--- BEGIN ---

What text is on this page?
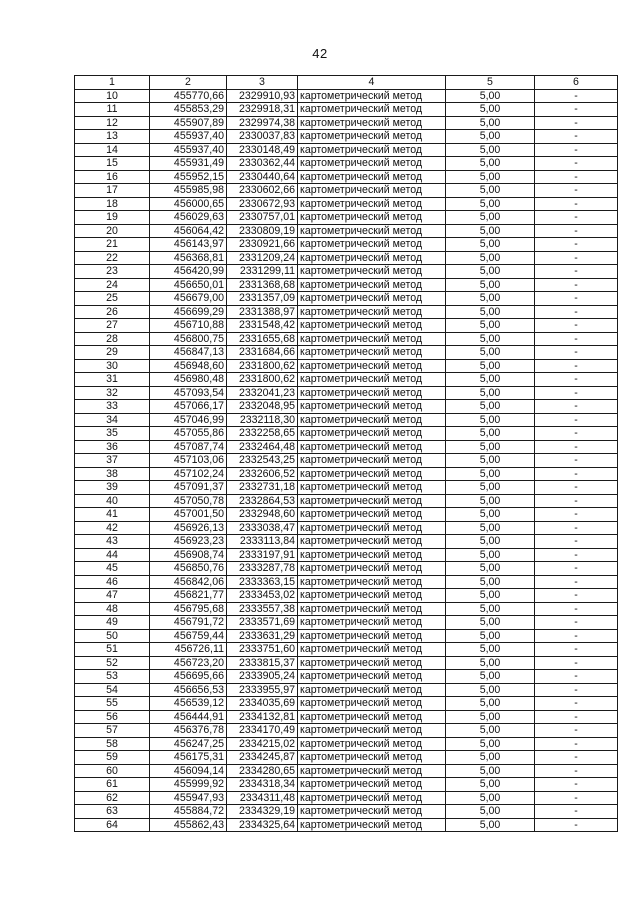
42
1	2	3	4	5	6
10	455770,66	2329910,93	картометрический метод	5,00	-
11	455853,29	2329918,31	картометрический метод	5,00	-
12	455907,89	2329974,38	картометрический метод	5,00	-
13	455937,40	2330037,83	картометрический метод	5,00	-
14	455937,40	2330148,49	картометрический метод	5,00	-
15	455931,49	2330362,44	картометрический метод	5,00	-
16	455952,15	2330440,64	картометрический метод	5,00	-
17	455985,98	2330602,66	картометрический метод	5,00	-
18	456000,65	2330672,93	картометрический метод	5,00	-
19	456029,63	2330757,01	картометрический метод	5,00	-
20	456064,42	2330809,19	картометрический метод	5,00	-
21	456143,97	2330921,66	картометрический метод	5,00	-
22	456368,81	2331209,24	картометрический метод	5,00	-
23	456420,99	2331299,11	картометрический метод	5,00	-
24	456650,01	2331368,68	картометрический метод	5,00	-
25	456679,00	2331357,09	картометрический метод	5,00	-
26	456699,29	2331388,97	картометрический метод	5,00	-
27	456710,88	2331548,42	картометрический метод	5,00	-
28	456800,75	2331655,68	картометрический метод	5,00	-
29	456847,13	2331684,66	картометрический метод	5,00	-
30	456948,60	2331800,62	картометрический метод	5,00	-
31	456980,48	2331800,62	картометрический метод	5,00	-
32	457093,54	2332041,23	картометрический метод	5,00	-
33	457066,17	2332048,95	картометрический метод	5,00	-
34	457046,99	2332118,30	картометрический метод	5,00	-
35	457055,86	2332258,65	картометрический метод	5,00	-
36	457087,74	2332464,48	картометрический метод	5,00	-
37	457103,06	2332543,25	картометрический метод	5,00	-
38	457102,24	2332606,52	картометрический метод	5,00	-
39	457091,37	2332731,18	картометрический метод	5,00	-
40	457050,78	2332864,53	картометрический метод	5,00	-
41	457001,50	2332948,60	картометрический метод	5,00	-
42	456926,13	2333038,47	картометрический метод	5,00	-
43	456923,23	2333113,84	картометрический метод	5,00	-
44	456908,74	2333197,91	картометрический метод	5,00	-
45	456850,76	2333287,78	картометрический метод	5,00	-
46	456842,06	2333363,15	картометрический метод	5,00	-
47	456821,77	2333453,02	картометрический метод	5,00	-
48	456795,68	2333557,38	картометрический метод	5,00	-
49	456791,72	2333571,69	картометрический метод	5,00	-
50	456759,44	2333631,29	картометрический метод	5,00	-
51	456726,11	2333751,60	картометрический метод	5,00	-
52	456723,20	2333815,37	картометрический метод	5,00	-
53	456695,66	2333905,24	картометрический метод	5,00	-
54	456656,53	2333955,97	картометрический метод	5,00	-
55	456539,12	2334035,69	картометрический метод	5,00	-
56	456444,91	2334132,81	картометрический метод	5,00	-
57	456376,78	2334170,49	картометрический метод	5,00	-
58	456247,25	2334215,02	картометрический метод	5,00	-
59	456175,31	2334245,87	картометрический метод	5,00	-
60	456094,14	2334280,65	картометрический метод	5,00	-
61	455999,92	2334318,34	картометрический метод	5,00	-
62	455947,93	2334311,48	картометрический метод	5,00	-
63	455884,72	2334329,19	картометрический метод	5,00	-
64	455862,43	2334325,64	картометрический метод	5,00	-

--- END ---

- AIM OF THE TASK:
Write out each entry exactly as given, omitting any picture.

- TASK RESULT:
What text is on this page?
42
1	2	3	4	5	6
10	455770,66	2329910,93	картометрический метод	5,00	-
11	455853,29	2329918,31	картометрический метод	5,00	-
12	455907,89	2329974,38	картометрический метод	5,00	-
13	455937,40	2330037,83	картометрический метод	5,00	-
14	455937,40	2330148,49	картометрический метод	5,00	-
15	455931,49	2330362,44	картометрический метод	5,00	-
16	455952,15	2330440,64	картометрический метод	5,00	-
17	455985,98	2330602,66	картометрический метод	5,00	-
18	456000,65	2330672,93	картометрический метод	5,00	-
19	456029,63	2330757,01	картометрический метод	5,00	-
20	456064,42	2330809,19	картометрический метод	5,00	-
21	456143,97	2330921,66	картометрический метод	5,00	-
22	456368,81	2331209,24	картометрический метод	5,00	-
23	456420,99	2331299,11	картометрический метод	5,00	-
24	456650,01	2331368,68	картометрический метод	5,00	-
25	456679,00	2331357,09	картометрический метод	5,00	-
26	456699,29	2331388,97	картометрический метод	5,00	-
27	456710,88	2331548,42	картометрический метод	5,00	-
28	456800,75	2331655,68	картометрический метод	5,00	-
29	456847,13	2331684,66	картометрический метод	5,00	-
30	456948,60	2331800,62	картометрический метод	5,00	-
31	456980,48	2331800,62	картометрический метод	5,00	-
32	457093,54	2332041,23	картометрический метод	5,00	-
33	457066,17	2332048,95	картометрический метод	5,00	-
34	457046,99	2332118,30	картометрический метод	5,00	-
35	457055,86	2332258,65	картометрический метод	5,00	-
36	457087,74	2332464,48	картометрический метод	5,00	-
37	457103,06	2332543,25	картометрический метод	5,00	-
38	457102,24	2332606,52	картометрический метод	5,00	-
39	457091,37	2332731,18	картометрический метод	5,00	-
40	457050,78	2332864,53	картометрический метод	5,00	-
41	457001,50	2332948,60	картометрический метод	5,00	-
42	456926,13	2333038,47	картометрический метод	5,00	-
43	456923,23	2333113,84	картометрический метод	5,00	-
44	456908,74	2333197,91	картометрический метод	5,00	-
45	456850,76	2333287,78	картометрический метод	5,00	-
46	456842,06	2333363,15	картометрический метод	5,00	-
47	456821,77	2333453,02	картометрический метод	5,00	-
48	456795,68	2333557,38	картометрический метод	5,00	-
49	456791,72	2333571,69	картометрический метод	5,00	-
50	456759,44	2333631,29	картометрический метод	5,00	-
51	456726,11	2333751,60	картометрический метод	5,00	-
52	456723,20	2333815,37	картометрический метод	5,00	-
53	456695,66	2333905,24	картометрический метод	5,00	-
54	456656,53	2333955,97	картометрический метод	5,00	-
55	456539,12	2334035,69	картометрический метод	5,00	-
56	456444,91	2334132,81	картометрический метод	5,00	-
57	456376,78	2334170,49	картометрический метод	5,00	-
58	456247,25	2334215,02	картометрический метод	5,00	-
59	456175,31	2334245,87	картометрический метод	5,00	-
60	456094,14	2334280,65	картометрический метод	5,00	-
61	455999,92	2334318,34	картометрический метод	5,00	-
62	455947,93	2334311,48	картометрический метод	5,00	-
63	455884,72	2334329,19	картометрический метод	5,00	-
64	455862,43	2334325,64	картометрический метод	5,00	-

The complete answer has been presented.